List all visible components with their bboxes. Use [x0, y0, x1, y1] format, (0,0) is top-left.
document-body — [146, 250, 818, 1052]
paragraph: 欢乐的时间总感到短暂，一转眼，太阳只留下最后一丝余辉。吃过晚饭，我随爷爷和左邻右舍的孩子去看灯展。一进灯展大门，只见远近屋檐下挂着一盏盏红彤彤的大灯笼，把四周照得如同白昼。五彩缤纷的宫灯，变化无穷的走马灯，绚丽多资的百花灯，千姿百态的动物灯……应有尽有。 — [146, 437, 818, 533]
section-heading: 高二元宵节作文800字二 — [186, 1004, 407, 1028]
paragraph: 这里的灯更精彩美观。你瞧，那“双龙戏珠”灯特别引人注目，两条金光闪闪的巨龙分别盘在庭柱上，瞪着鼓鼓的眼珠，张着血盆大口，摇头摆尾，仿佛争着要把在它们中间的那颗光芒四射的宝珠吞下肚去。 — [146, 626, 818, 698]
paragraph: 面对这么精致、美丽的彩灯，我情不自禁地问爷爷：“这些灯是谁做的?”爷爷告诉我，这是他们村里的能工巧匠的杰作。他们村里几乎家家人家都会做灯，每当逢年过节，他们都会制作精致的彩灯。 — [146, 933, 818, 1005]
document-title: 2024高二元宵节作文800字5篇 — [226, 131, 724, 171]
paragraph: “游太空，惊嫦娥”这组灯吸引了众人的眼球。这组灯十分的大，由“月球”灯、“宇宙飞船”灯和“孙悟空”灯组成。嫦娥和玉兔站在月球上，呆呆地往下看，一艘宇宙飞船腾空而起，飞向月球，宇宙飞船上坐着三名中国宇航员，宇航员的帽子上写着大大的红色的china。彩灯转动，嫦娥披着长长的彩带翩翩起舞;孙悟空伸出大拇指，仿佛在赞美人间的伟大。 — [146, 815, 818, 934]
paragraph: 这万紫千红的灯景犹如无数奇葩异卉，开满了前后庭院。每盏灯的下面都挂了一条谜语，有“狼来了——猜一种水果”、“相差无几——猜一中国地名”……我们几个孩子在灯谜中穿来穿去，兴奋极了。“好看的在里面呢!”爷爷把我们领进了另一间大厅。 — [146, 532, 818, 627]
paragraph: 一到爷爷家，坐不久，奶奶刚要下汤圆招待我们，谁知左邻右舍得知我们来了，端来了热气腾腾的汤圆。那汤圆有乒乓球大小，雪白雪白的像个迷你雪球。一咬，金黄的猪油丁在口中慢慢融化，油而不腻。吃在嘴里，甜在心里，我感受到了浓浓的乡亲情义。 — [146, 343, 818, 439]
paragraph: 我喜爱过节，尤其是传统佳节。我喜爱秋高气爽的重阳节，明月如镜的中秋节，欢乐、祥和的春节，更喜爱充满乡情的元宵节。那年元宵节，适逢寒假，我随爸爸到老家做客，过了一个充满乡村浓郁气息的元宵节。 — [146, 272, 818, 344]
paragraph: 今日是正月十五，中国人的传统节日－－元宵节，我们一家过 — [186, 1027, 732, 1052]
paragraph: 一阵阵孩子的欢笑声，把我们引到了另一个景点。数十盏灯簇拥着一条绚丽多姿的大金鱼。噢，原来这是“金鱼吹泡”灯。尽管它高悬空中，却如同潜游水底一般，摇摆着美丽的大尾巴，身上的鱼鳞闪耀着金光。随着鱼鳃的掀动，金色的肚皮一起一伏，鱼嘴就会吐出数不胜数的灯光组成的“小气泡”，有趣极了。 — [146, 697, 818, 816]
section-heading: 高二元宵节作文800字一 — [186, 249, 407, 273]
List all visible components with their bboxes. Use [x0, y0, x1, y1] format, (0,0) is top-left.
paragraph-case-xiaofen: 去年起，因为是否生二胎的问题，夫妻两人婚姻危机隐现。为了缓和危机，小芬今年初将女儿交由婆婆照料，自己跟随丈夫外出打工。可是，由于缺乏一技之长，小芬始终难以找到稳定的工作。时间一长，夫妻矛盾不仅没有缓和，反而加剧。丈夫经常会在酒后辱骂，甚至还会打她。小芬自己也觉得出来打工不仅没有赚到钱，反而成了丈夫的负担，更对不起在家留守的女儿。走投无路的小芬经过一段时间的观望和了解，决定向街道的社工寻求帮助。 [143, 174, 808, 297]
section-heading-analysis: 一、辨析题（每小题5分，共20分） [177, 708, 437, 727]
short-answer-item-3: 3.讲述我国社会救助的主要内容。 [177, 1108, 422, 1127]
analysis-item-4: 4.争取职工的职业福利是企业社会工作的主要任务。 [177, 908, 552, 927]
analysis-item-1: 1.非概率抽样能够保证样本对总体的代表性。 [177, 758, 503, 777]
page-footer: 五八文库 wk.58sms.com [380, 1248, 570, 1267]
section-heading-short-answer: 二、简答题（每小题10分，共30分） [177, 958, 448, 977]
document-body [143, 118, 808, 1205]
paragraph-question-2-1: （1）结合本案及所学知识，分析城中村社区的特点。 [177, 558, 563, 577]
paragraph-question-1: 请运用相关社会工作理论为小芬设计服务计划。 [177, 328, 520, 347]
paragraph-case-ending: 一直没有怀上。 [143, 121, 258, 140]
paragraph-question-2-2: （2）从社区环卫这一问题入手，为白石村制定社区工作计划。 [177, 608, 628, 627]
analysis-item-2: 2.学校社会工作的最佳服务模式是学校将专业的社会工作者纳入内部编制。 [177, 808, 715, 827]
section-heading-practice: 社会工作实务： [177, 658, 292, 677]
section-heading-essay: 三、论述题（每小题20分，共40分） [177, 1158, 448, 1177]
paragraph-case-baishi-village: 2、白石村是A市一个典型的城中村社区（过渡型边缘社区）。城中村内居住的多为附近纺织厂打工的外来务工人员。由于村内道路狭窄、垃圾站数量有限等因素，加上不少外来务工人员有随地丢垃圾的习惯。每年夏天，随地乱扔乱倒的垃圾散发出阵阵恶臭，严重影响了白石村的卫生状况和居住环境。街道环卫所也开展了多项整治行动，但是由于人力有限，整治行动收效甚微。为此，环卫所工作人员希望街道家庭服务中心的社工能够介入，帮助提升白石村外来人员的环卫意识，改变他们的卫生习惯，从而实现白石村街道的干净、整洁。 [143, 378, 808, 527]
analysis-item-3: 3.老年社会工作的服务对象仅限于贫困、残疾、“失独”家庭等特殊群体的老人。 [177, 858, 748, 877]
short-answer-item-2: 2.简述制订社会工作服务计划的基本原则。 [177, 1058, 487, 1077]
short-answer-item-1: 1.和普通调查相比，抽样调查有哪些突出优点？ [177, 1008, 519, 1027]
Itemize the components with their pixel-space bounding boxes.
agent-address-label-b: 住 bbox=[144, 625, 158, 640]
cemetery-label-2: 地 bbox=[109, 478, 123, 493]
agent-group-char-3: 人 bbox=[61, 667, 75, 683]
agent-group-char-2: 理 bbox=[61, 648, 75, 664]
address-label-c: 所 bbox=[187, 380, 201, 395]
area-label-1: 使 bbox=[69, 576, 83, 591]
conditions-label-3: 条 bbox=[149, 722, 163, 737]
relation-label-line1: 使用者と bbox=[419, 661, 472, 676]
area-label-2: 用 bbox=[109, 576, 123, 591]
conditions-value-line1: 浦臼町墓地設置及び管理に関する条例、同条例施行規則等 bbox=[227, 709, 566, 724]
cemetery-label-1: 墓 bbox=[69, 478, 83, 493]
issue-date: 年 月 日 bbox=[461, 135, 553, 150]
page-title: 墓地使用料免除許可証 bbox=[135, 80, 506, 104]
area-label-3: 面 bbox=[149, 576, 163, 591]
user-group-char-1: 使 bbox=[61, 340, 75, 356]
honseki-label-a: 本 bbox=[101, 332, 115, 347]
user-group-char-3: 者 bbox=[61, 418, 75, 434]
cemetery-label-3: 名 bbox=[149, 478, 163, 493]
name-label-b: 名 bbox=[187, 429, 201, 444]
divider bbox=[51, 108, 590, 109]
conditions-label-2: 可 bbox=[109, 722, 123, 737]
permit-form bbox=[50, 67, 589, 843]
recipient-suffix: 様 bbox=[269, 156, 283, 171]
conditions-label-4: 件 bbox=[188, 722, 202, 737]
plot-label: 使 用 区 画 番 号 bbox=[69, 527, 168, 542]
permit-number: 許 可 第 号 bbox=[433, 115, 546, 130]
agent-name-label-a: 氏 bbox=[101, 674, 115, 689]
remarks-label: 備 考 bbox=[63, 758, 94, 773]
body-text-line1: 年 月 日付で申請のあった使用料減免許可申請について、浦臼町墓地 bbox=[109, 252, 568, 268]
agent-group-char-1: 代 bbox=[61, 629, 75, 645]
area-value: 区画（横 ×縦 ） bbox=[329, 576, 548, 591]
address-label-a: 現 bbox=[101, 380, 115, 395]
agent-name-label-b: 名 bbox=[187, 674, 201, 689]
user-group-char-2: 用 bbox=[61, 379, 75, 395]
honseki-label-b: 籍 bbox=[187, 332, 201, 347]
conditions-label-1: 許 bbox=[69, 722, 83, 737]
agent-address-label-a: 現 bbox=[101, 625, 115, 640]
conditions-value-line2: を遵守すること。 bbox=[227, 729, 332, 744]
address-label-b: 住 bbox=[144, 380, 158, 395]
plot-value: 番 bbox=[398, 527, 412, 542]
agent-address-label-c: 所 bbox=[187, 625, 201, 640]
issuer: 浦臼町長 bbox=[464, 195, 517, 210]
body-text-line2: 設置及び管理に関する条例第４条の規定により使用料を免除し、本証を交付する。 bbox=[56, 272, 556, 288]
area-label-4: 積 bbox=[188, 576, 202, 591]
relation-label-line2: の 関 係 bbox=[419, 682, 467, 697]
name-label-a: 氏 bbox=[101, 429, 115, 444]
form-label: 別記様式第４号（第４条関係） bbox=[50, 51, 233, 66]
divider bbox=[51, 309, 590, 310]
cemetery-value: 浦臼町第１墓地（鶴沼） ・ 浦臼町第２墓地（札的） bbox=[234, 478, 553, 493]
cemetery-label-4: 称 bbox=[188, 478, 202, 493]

• [What this task involves] Copy the lines exactly as they appear, beginning at the first line of the records and stopping after the line that contains "short-answer-item-3: 3.讲述我国社会救助的主要内容。 [177, 1108, 422, 1127]".

• [Reply to the task]
List all visible components with their bboxes. Use [x0, y0, x1, y1] format, (0,0) is top-left.
document-body — [146, 250, 818, 1052]
paragraph: 欢乐的时间总感到短暂，一转眼，太阳只留下最后一丝余辉。吃过晚饭，我随爷爷和左邻右舍的孩子去看灯展。一进灯展大门，只见远近屋檐下挂着一盏盏红彤彤的大灯笼，把四周照得如同白昼。五彩缤纷的宫灯，变化无穷的走马灯，绚丽多资的百花灯，千姿百态的动物灯……应有尽有。 — [146, 437, 818, 533]
section-heading: 高二元宵节作文800字二 — [186, 1004, 407, 1028]
paragraph: 这里的灯更精彩美观。你瞧，那“双龙戏珠”灯特别引人注目，两条金光闪闪的巨龙分别盘在庭柱上，瞪着鼓鼓的眼珠，张着血盆大口，摇头摆尾，仿佛争着要把在它们中间的那颗光芒四射的宝珠吞下肚去。 — [146, 626, 818, 698]
paragraph: 面对这么精致、美丽的彩灯，我情不自禁地问爷爷：“这些灯是谁做的?”爷爷告诉我，这是他们村里的能工巧匠的杰作。他们村里几乎家家人家都会做灯，每当逢年过节，他们都会制作精致的彩灯。 — [146, 933, 818, 1005]
document-title: 2024高二元宵节作文800字5篇 — [226, 131, 724, 171]
paragraph: “游太空，惊嫦娥”这组灯吸引了众人的眼球。这组灯十分的大，由“月球”灯、“宇宙飞船”灯和“孙悟空”灯组成。嫦娥和玉兔站在月球上，呆呆地往下看，一艘宇宙飞船腾空而起，飞向月球，宇宙飞船上坐着三名中国宇航员，宇航员的帽子上写着大大的红色的china。彩灯转动，嫦娥披着长长的彩带翩翩起舞;孙悟空伸出大拇指，仿佛在赞美人间的伟大。 — [146, 815, 818, 934]
paragraph: 这万紫千红的灯景犹如无数奇葩异卉，开满了前后庭院。每盏灯的下面都挂了一条谜语，有“狼来了——猜一种水果”、“相差无几——猜一中国地名”……我们几个孩子在灯谜中穿来穿去，兴奋极了。“好看的在里面呢!”爷爷把我们领进了另一间大厅。 — [146, 532, 818, 627]
paragraph: 一到爷爷家，坐不久，奶奶刚要下汤圆招待我们，谁知左邻右舍得知我们来了，端来了热气腾腾的汤圆。那汤圆有乒乓球大小，雪白雪白的像个迷你雪球。一咬，金黄的猪油丁在口中慢慢融化，油而不腻。吃在嘴里，甜在心里，我感受到了浓浓的乡亲情义。 — [146, 343, 818, 439]
paragraph: 我喜爱过节，尤其是传统佳节。我喜爱秋高气爽的重阳节，明月如镜的中秋节，欢乐、祥和的春节，更喜爱充满乡情的元宵节。那年元宵节，适逢寒假，我随爸爸到老家做客，过了一个充满乡村浓郁气息的元宵节。 — [146, 272, 818, 344]
paragraph: 今日是正月十五，中国人的传统节日－－元宵节，我们一家过 — [186, 1027, 732, 1052]
paragraph: 一阵阵孩子的欢笑声，把我们引到了另一个景点。数十盏灯簇拥着一条绚丽多姿的大金鱼。噢，原来这是“金鱼吹泡”灯。尽管它高悬空中，却如同潜游水底一般，摇摆着美丽的大尾巴，身上的鱼鳞闪耀着金光。随着鱼鳃的掀动，金色的肚皮一起一伏，鱼嘴就会吐出数不胜数的灯光组成的“小气泡”，有趣极了。 — [146, 697, 818, 816]
section-heading: 高二元宵节作文800字一 — [186, 249, 407, 273]
List all visible components with their bboxes. Use [x0, y0, x1, y1] format, (0,0) is top-left.
paragraph-case-xiaofen: 去年起，因为是否生二胎的问题，夫妻两人婚姻危机隐现。为了缓和危机，小芬今年初将女儿交由婆婆照料，自己跟随丈夫外出打工。可是，由于缺乏一技之长，小芬始终难以找到稳定的工作。时间一长，夫妻矛盾不仅没有缓和，反而加剧。丈夫经常会在酒后辱骂，甚至还会打她。小芬自己也觉得出来打工不仅没有赚到钱，反而成了丈夫的负担，更对不起在家留守的女儿。走投无路的小芬经过一段时间的观望和了解，决定向街道的社工寻求帮助。 [143, 174, 808, 297]
section-heading-analysis: 一、辨析题（每小题5分，共20分） [177, 708, 437, 727]
short-answer-item-3: 3.讲述我国社会救助的主要内容。 [177, 1108, 422, 1127]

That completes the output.